Task to complete: Look through the lines below and extract any with the word "commendatore".

Data to use:
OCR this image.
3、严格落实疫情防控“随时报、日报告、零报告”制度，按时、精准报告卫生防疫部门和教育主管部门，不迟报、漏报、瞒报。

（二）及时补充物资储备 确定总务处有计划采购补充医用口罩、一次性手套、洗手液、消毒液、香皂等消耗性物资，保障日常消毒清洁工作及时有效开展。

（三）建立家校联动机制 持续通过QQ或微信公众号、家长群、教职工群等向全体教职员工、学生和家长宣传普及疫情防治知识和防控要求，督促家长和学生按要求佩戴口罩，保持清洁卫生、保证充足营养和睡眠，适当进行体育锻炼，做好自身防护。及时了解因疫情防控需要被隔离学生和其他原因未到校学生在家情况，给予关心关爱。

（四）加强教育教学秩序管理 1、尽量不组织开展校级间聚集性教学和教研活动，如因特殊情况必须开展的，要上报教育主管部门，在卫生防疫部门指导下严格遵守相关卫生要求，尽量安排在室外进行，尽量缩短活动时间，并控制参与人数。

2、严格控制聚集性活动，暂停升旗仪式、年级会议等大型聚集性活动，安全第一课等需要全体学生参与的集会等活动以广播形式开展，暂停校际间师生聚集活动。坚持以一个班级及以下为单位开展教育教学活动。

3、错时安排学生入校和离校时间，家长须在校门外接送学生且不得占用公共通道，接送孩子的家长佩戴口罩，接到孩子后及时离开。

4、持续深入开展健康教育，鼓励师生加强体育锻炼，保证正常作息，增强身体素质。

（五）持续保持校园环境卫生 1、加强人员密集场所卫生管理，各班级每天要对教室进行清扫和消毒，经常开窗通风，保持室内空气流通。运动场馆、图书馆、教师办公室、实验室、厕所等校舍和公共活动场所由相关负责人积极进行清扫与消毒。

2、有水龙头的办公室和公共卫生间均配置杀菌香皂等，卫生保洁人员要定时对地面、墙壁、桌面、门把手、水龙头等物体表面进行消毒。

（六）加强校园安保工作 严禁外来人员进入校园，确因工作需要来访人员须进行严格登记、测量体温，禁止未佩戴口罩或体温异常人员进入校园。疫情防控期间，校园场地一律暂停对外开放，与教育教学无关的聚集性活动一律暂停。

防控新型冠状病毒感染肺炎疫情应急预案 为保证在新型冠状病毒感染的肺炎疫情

---

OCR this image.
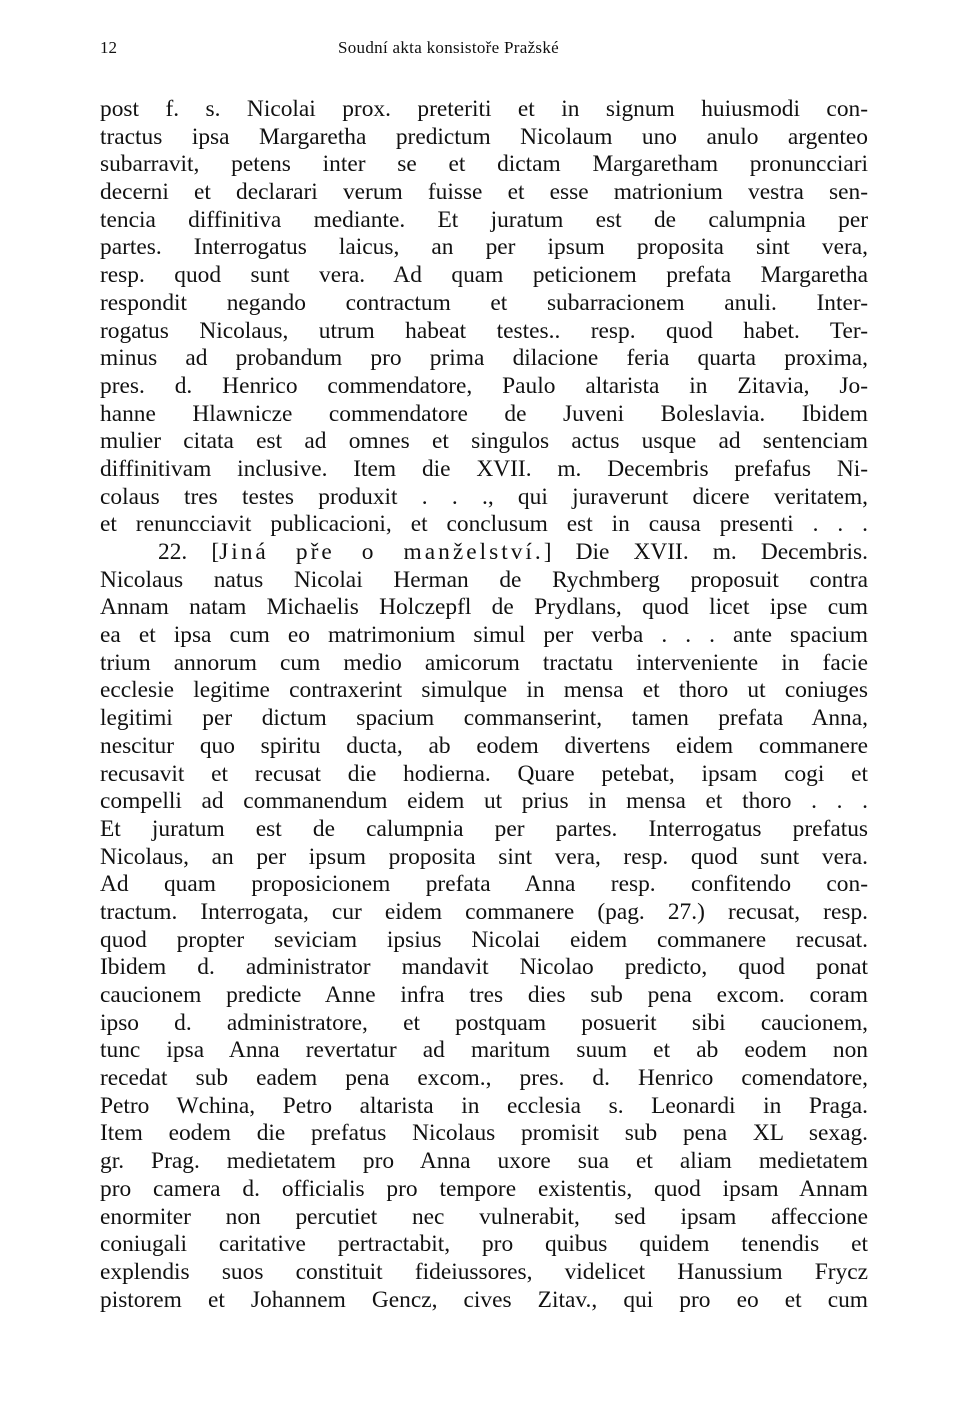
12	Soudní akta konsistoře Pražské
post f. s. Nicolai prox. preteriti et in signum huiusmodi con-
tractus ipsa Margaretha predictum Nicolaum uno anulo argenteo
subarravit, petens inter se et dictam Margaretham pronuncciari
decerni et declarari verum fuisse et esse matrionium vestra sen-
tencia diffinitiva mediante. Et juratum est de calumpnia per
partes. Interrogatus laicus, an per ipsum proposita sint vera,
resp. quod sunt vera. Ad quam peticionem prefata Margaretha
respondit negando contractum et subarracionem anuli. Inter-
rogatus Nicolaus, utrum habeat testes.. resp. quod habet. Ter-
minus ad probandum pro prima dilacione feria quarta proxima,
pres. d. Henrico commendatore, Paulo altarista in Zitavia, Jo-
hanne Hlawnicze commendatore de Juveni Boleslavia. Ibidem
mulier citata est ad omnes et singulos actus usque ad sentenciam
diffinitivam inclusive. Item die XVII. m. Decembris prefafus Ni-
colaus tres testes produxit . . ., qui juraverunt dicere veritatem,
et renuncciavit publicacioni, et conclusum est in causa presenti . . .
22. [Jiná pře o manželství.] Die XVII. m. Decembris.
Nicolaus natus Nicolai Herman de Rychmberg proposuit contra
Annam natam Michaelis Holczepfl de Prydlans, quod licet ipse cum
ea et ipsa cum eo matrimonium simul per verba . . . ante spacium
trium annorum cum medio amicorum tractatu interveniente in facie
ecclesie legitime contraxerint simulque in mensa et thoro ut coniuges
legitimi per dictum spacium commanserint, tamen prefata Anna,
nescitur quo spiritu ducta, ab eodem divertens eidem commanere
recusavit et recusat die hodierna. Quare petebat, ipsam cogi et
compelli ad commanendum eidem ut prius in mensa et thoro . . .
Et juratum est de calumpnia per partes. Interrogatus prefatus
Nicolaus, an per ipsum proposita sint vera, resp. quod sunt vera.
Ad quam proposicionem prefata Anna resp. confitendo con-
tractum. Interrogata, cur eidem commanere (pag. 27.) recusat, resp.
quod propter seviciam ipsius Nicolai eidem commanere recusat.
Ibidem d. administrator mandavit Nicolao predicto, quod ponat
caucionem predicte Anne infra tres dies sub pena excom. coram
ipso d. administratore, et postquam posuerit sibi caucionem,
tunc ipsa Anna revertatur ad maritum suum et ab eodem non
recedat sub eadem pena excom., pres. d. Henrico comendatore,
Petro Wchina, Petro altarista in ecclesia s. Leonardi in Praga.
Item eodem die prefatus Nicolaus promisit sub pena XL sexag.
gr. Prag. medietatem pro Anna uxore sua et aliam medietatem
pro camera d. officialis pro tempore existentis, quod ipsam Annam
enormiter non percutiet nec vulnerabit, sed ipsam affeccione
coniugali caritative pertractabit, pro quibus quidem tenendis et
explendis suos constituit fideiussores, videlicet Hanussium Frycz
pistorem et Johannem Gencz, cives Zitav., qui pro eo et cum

...

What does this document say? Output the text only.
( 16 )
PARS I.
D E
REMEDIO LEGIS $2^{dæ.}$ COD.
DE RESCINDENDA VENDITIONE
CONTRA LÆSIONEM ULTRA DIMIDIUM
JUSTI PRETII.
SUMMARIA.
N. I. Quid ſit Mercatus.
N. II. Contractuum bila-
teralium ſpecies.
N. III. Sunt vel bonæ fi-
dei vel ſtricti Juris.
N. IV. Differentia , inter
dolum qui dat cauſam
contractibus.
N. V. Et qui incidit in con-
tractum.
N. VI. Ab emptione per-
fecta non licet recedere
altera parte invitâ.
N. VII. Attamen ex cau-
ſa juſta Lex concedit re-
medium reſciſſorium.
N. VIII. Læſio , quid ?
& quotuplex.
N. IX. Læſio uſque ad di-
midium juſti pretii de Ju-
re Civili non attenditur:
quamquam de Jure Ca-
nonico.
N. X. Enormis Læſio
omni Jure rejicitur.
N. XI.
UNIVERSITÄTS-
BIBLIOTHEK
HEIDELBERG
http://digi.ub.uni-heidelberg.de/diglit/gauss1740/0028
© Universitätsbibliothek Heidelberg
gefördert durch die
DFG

Solution for this task:
pres. d. Henrico commendatore, Paulo altarista in Zitavia, Jo-
hanne Hlawnicze commendatore de Juveni Boleslavia. Ibidem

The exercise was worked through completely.